__AIM__
Skip the pictures. Reproduce all other material exactly.

Stored records:
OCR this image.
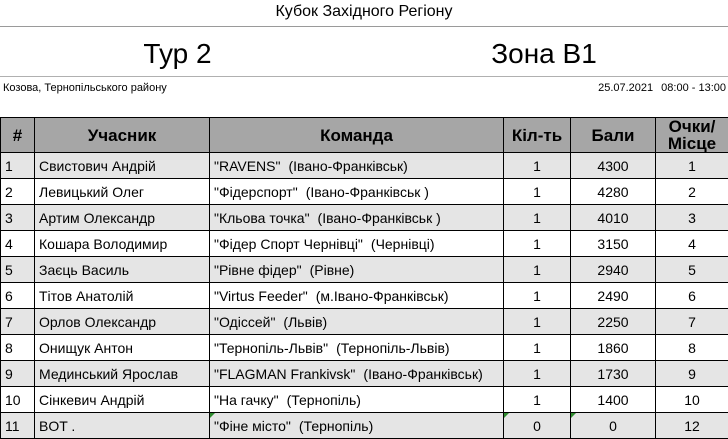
Кубок Західного Регіону
Тур 2	Зона В1
Козова, Тернопільського району	25.07.2021 08:00 - 13:00
#	Учасник	Команда	Кіл-ть	Бали	Очки/
Місце
1	Свистович Андрій	"RAVENS" (Івано-Франківськ)	1	4300	1
2	Левицький Олег	"Фідерспорт" (Івано-Франківськ )	1	4280	2
3	Артим Олександр	"Кльова точка" (Івано-Франківськ )	1	4010	3
4	Кошара Володимир	"Фідер Спорт Чернівці" (Чернівці)	1	3150	4
5	Заєць Василь	"Рівне фідер" (Рівне)	1	2940	5
6	Тітов Анатолій	"Virtus Feeder" (м.Івано-Франківськ)	1	2490	6
7	Орлов Олександр	"Одіссей" (Львів)	1	2250	7
8	Онищук Антон	"Тернопіль-Львів" (Тернопіль-Львів)	1	1860	8
9	Мединський Ярослав	"FLAGMAN Frankivsk" (Івано-Франківськ)	1	1730	9
10	Сінкевич Андрій	"На гачку" (Тернопіль)	1	1400	10
11	BOT .	"Фіне місто" (Тернопіль)	0	0	12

__RESULT OF THIS EXERCISE__
OCR this image.
Кубок Західного Регіону
Тур 2	Зона В1
Козова, Тернопільського району	25.07.2021 08:00 - 13:00
#	Учасник	Команда	Кіл-ть	Бали	Очки/
Місце
1	Свистович Андрій	"RAVENS" (Івано-Франківськ)	1	4300	1
2	Левицький Олег	"Фідерспорт" (Івано-Франківськ )	1	4280	2
3	Артим Олександр	"Кльова точка" (Івано-Франківськ )	1	4010	3
4	Кошара Володимир	"Фідер Спорт Чернівці" (Чернівці)	1	3150	4
5	Заєць Василь	"Рівне фідер" (Рівне)	1	2940	5
6	Тітов Анатолій	"Virtus Feeder" (м.Івано-Франківськ)	1	2490	6
7	Орлов Олександр	"Одіссей" (Львів)	1	2250	7
8	Онищук Антон	"Тернопіль-Львів" (Тернопіль-Львів)	1	1860	8
9	Мединський Ярослав	"FLAGMAN Frankivsk" (Івано-Франківськ)	1	1730	9
10	Сінкевич Андрій	"На гачку" (Тернопіль)	1	1400	10
11	BOT .	"Фіне місто" (Тернопіль)	0	0	12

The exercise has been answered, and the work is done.